__Material for this task__
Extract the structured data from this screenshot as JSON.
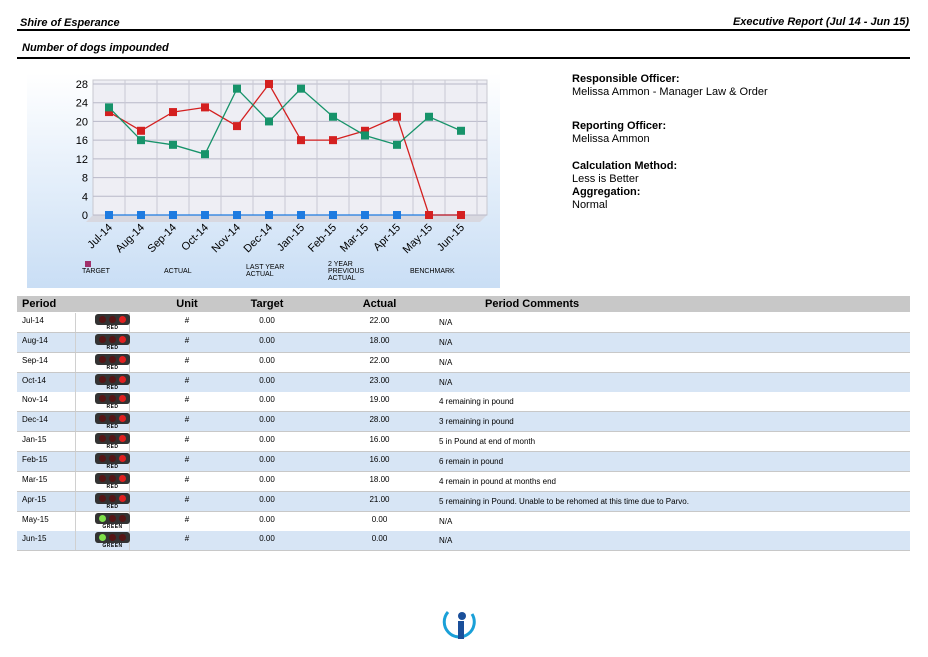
{
  "header": {
    "org": "Shire of Esperance",
    "report": "Executive Report (Jul 14 - Jun 15)",
    "measure": "Number of dogs impounded"
  },
  "chart_data": {
    "type": "line",
    "categories": [
      "Jul-14",
      "Aug-14",
      "Sep-14",
      "Oct-14",
      "Nov-14",
      "Dec-14",
      "Jan-15",
      "Feb-15",
      "Mar-15",
      "Apr-15",
      "May-15",
      "Jun-15"
    ],
    "ylim": [
      0,
      28
    ],
    "yticks": [
      0,
      4,
      8,
      12,
      16,
      20,
      24,
      28
    ],
    "grid": true,
    "series": [
      {
        "name": "TARGET",
        "color": "#1e7be0",
        "values": [
          0,
          0,
          0,
          0,
          0,
          0,
          0,
          0,
          0,
          0,
          0,
          0
        ]
      },
      {
        "name": "ACTUAL",
        "color": "#d42020",
        "values": [
          22,
          18,
          22,
          23,
          19,
          28,
          16,
          16,
          18,
          21,
          0,
          0
        ]
      },
      {
        "name": "LAST YEAR ACTUAL",
        "color": "#17936a",
        "values": [
          23,
          16,
          15,
          13,
          27,
          20,
          27,
          21,
          17,
          15,
          21,
          18
        ]
      },
      {
        "name": "2 YEAR PREVIOUS ACTUAL",
        "color": "#e8c020",
        "values": [
          null,
          null,
          null,
          null,
          null,
          null,
          null,
          null,
          null,
          null,
          null,
          null
        ]
      },
      {
        "name": "BENCHMARK",
        "color": "#a0306a",
        "values": [
          null,
          null,
          null,
          null,
          null,
          null,
          null,
          null,
          null,
          null,
          null,
          null
        ]
      }
    ]
  },
  "info": [
    {
      "label": "Responsible Officer:",
      "value": "Melissa Ammon - Manager Law & Order"
    },
    {
      "label": "Reporting Officer:",
      "value": "Melissa Ammon"
    },
    {
      "label": "Calculation Method:",
      "value": "Less is Better"
    },
    {
      "label": "Aggregation:",
      "value": "Normal"
    }
  ],
  "table": {
    "columns": [
      "Period",
      "Unit",
      "Target",
      "Actual",
      "Period Comments"
    ],
    "rows": [
      {
        "period": "Jul-14",
        "status": "RED",
        "unit": "#",
        "target": "0.00",
        "actual": "22.00",
        "comment": "N/A"
      },
      {
        "period": "Aug-14",
        "status": "RED",
        "unit": "#",
        "target": "0.00",
        "actual": "18.00",
        "comment": "N/A"
      },
      {
        "period": "Sep-14",
        "status": "RED",
        "unit": "#",
        "target": "0.00",
        "actual": "22.00",
        "comment": "N/A"
      },
      {
        "period": "Oct-14",
        "status": "RED",
        "unit": "#",
        "target": "0.00",
        "actual": "23.00",
        "comment": "N/A"
      },
      {
        "period": "Nov-14",
        "status": "RED",
        "unit": "#",
        "target": "0.00",
        "actual": "19.00",
        "comment": "4 remaining in pound"
      },
      {
        "period": "Dec-14",
        "status": "RED",
        "unit": "#",
        "target": "0.00",
        "actual": "28.00",
        "comment": "3 remaining in pound"
      },
      {
        "period": "Jan-15",
        "status": "RED",
        "unit": "#",
        "target": "0.00",
        "actual": "16.00",
        "comment": "5 in Pound at end of month"
      },
      {
        "period": "Feb-15",
        "status": "RED",
        "unit": "#",
        "target": "0.00",
        "actual": "16.00",
        "comment": "6 remain in pound"
      },
      {
        "period": "Mar-15",
        "status": "RED",
        "unit": "#",
        "target": "0.00",
        "actual": "18.00",
        "comment": "4 remain in pound at months end"
      },
      {
        "period": "Apr-15",
        "status": "RED",
        "unit": "#",
        "target": "0.00",
        "actual": "21.00",
        "comment": "5 remaining in Pound. Unable to be rehomed at this time due to Parvo."
      },
      {
        "period": "May-15",
        "status": "GREEN",
        "unit": "#",
        "target": "0.00",
        "actual": "0.00",
        "comment": "N/A"
      },
      {
        "period": "Jun-15",
        "status": "GREEN",
        "unit": "#",
        "target": "0.00",
        "actual": "0.00",
        "comment": "N/A"
      }
    ]
  }
}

__Exercise__
Leave out the pictures and transcribe the entries above exactly.

__Full response__
Extract the structured data from this screenshot as JSON.
{
  "header": {
    "org": "Shire of Esperance",
    "report": "Executive Report (Jul 14 - Jun 15)",
    "measure": "Number of dogs impounded"
  },
  "chart_data": {
    "type": "line",
    "categories": [
      "Jul-14",
      "Aug-14",
      "Sep-14",
      "Oct-14",
      "Nov-14",
      "Dec-14",
      "Jan-15",
      "Feb-15",
      "Mar-15",
      "Apr-15",
      "May-15",
      "Jun-15"
    ],
    "ylim": [
      0,
      28
    ],
    "yticks": [
      0,
      4,
      8,
      12,
      16,
      20,
      24,
      28
    ],
    "grid": true,
    "series": [
      {
        "name": "TARGET",
        "color": "#1e7be0",
        "values": [
          0,
          0,
          0,
          0,
          0,
          0,
          0,
          0,
          0,
          0,
          0,
          0
        ]
      },
      {
        "name": "ACTUAL",
        "color": "#d42020",
        "values": [
          22,
          18,
          22,
          23,
          19,
          28,
          16,
          16,
          18,
          21,
          0,
          0
        ]
      },
      {
        "name": "LAST YEAR ACTUAL",
        "color": "#17936a",
        "values": [
          23,
          16,
          15,
          13,
          27,
          20,
          27,
          21,
          17,
          15,
          21,
          18
        ]
      },
      {
        "name": "2 YEAR PREVIOUS ACTUAL",
        "color": "#e8c020",
        "values": [
          null,
          null,
          null,
          null,
          null,
          null,
          null,
          null,
          null,
          null,
          null,
          null
        ]
      },
      {
        "name": "BENCHMARK",
        "color": "#a0306a",
        "values": [
          null,
          null,
          null,
          null,
          null,
          null,
          null,
          null,
          null,
          null,
          null,
          null
        ]
      }
    ]
  },
  "info": [
    {
      "label": "Responsible Officer:",
      "value": "Melissa Ammon - Manager Law & Order"
    },
    {
      "label": "Reporting Officer:",
      "value": "Melissa Ammon"
    },
    {
      "label": "Calculation Method:",
      "value": "Less is Better"
    },
    {
      "label": "Aggregation:",
      "value": "Normal"
    }
  ],
  "table": {
    "columns": [
      "Period",
      "Unit",
      "Target",
      "Actual",
      "Period Comments"
    ],
    "rows": [
      {
        "period": "Jul-14",
        "status": "RED",
        "unit": "#",
        "target": "0.00",
        "actual": "22.00",
        "comment": "N/A"
      },
      {
        "period": "Aug-14",
        "status": "RED",
        "unit": "#",
        "target": "0.00",
        "actual": "18.00",
        "comment": "N/A"
      },
      {
        "period": "Sep-14",
        "status": "RED",
        "unit": "#",
        "target": "0.00",
        "actual": "22.00",
        "comment": "N/A"
      },
      {
        "period": "Oct-14",
        "status": "RED",
        "unit": "#",
        "target": "0.00",
        "actual": "23.00",
        "comment": "N/A"
      },
      {
        "period": "Nov-14",
        "status": "RED",
        "unit": "#",
        "target": "0.00",
        "actual": "19.00",
        "comment": "4 remaining in pound"
      },
      {
        "period": "Dec-14",
        "status": "RED",
        "unit": "#",
        "target": "0.00",
        "actual": "28.00",
        "comment": "3 remaining in pound"
      },
      {
        "period": "Jan-15",
        "status": "RED",
        "unit": "#",
        "target": "0.00",
        "actual": "16.00",
        "comment": "5 in Pound at end of month"
      },
      {
        "period": "Feb-15",
        "status": "RED",
        "unit": "#",
        "target": "0.00",
        "actual": "16.00",
        "comment": "6 remain in pound"
      },
      {
        "period": "Mar-15",
        "status": "RED",
        "unit": "#",
        "target": "0.00",
        "actual": "18.00",
        "comment": "4 remain in pound at months end"
      },
      {
        "period": "Apr-15",
        "status": "RED",
        "unit": "#",
        "target": "0.00",
        "actual": "21.00",
        "comment": "5 remaining in Pound. Unable to be rehomed at this time due to Parvo."
      },
      {
        "period": "May-15",
        "status": "GREEN",
        "unit": "#",
        "target": "0.00",
        "actual": "0.00",
        "comment": "N/A"
      },
      {
        "period": "Jun-15",
        "status": "GREEN",
        "unit": "#",
        "target": "0.00",
        "actual": "0.00",
        "comment": "N/A"
      }
    ]
  }
}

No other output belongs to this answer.